## Reading text
=== Begin Enclosure ===

Busy Busy Busy – there’s a bee in my bonnet…

Many years ago I knew a man who was phenomenally successful. He’d built his company from scratch in a very lucrative sector. By early middle age he was a multi-millionaire. I remember him saying to me when we were out for a drink one night that people often said to him they were ‘busy, busy, busy.’ He laughed and said to me “what a load of bullshit.” He knew they were trying to sound important. I knew him for some years and I observed that while he would work hard, he never went on about it. He made sure he used his time wisely and enjoyed his leisure time. I’m sure that along the way to his success he must have suffered many a sleepless night and been phenomenally busy but he never had the urge to whine or boast about it. The proof was in his actions not his words, he didn’t need to appear important.

Fast forward to now. Recently I’ve heard people say, “I’m busy” an awful lot and quite frankly I’m beginning to find it a bit insulting. Firstly, it seems to be an excuse at times for not being efficient and secondly, by saying it, it is as if the person thinks no one is busy but them, and the implication from that is that they are more important than anyone else. Not a good look in my book.

=== End Enclosure ===

## Problem 1
Copy the piece on being busy word for word, starting at "Busy Busy Busy" and ending after "to appear important.".
## Problem 2
Summarize the piece on being busy in two sentences.

[Dataset records]
=== Begin Enclosure ===

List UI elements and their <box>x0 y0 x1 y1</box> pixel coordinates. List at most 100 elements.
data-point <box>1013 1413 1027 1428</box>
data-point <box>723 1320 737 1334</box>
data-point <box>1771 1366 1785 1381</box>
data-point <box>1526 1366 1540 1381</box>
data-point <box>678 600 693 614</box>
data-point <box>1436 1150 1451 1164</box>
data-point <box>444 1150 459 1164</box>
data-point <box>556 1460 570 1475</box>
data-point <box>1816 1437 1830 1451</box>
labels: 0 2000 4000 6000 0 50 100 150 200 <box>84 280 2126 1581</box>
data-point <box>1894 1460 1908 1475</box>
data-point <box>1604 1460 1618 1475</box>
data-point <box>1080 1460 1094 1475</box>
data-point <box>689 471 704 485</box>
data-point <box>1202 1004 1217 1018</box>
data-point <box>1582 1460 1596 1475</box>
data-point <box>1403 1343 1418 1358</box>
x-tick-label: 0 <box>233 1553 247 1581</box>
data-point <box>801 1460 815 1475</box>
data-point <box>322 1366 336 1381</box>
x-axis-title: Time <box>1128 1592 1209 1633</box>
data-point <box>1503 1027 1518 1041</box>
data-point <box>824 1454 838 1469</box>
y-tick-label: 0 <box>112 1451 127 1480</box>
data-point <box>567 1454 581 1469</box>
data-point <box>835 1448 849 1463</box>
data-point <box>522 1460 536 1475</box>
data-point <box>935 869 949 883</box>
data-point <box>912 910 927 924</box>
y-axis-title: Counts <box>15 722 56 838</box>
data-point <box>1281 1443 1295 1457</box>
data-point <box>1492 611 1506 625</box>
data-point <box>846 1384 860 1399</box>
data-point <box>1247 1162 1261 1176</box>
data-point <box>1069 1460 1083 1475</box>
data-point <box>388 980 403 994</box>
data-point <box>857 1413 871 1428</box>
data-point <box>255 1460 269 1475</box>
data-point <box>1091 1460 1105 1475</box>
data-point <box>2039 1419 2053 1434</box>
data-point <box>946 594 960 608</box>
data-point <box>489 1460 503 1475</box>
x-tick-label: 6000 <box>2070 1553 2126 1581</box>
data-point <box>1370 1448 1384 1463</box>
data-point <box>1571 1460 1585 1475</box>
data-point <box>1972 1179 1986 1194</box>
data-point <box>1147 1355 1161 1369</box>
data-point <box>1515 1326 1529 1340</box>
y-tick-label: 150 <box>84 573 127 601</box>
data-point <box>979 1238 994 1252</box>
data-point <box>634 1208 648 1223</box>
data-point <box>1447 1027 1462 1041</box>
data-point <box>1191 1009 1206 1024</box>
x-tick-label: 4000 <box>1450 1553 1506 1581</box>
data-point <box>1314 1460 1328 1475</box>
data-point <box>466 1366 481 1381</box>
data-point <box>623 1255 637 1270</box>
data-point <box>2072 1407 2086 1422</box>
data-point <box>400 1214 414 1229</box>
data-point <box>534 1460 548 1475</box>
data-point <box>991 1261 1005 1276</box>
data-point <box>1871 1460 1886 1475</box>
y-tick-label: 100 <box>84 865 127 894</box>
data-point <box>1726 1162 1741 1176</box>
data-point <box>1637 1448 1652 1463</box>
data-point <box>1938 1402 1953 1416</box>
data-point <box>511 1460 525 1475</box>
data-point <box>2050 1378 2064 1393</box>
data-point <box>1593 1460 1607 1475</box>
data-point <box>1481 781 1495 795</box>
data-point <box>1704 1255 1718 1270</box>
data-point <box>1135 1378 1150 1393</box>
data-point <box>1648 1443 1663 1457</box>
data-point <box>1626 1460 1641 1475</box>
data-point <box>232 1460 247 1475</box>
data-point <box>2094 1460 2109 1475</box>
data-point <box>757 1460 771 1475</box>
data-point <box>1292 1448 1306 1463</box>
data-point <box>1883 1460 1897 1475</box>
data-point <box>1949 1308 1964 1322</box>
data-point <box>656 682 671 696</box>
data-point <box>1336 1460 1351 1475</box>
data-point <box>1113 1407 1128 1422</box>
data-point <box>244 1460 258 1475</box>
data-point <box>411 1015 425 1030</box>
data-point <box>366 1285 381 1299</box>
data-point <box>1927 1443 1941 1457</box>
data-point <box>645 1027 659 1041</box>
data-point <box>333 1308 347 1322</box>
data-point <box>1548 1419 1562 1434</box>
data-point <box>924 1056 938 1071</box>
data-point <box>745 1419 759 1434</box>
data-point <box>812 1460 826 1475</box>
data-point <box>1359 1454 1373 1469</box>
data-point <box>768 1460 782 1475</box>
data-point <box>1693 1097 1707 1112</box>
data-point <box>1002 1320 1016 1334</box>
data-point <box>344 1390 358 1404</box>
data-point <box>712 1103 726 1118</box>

=== End Enclosure ===

## Response box 1
Busy Busy Busy – there’s a bee in my bonnet…

Many years ago I knew a man who was phenomenally successful. He’d built his company from scratch in a very lucrative sector. By early middle age he was a multi-millionaire. I remember him saying to me when we were out for a drink one night that people often said to him they were ‘busy, busy, busy.’ He laughed and said to me “what a load of bullshit.” He knew they were trying to sound important. I knew him for some years and I observed that while he would work hard, he never went on about it. He made sure he used his time wisely and enjoyed his leisure time. I’m sure that along the way to his success he must have suffered many a sleepless night and been phenomenally busy but he never had the urge to whine or boast about it. The proof was in his actions not his words, he didn’t need to appear important.

## Response box 2
The writer recalls a phenomenally successful man who dismissed people's claims of being "busy, busy, busy" as an attempt to sound important, and who worked hard and used his time wisely without ever boasting about it. Now hearing "I'm busy" a lot, the writer is starting to find it a bit insulting, because it can be an excuse for inefficiency and implies the speaker is more important than anyone else.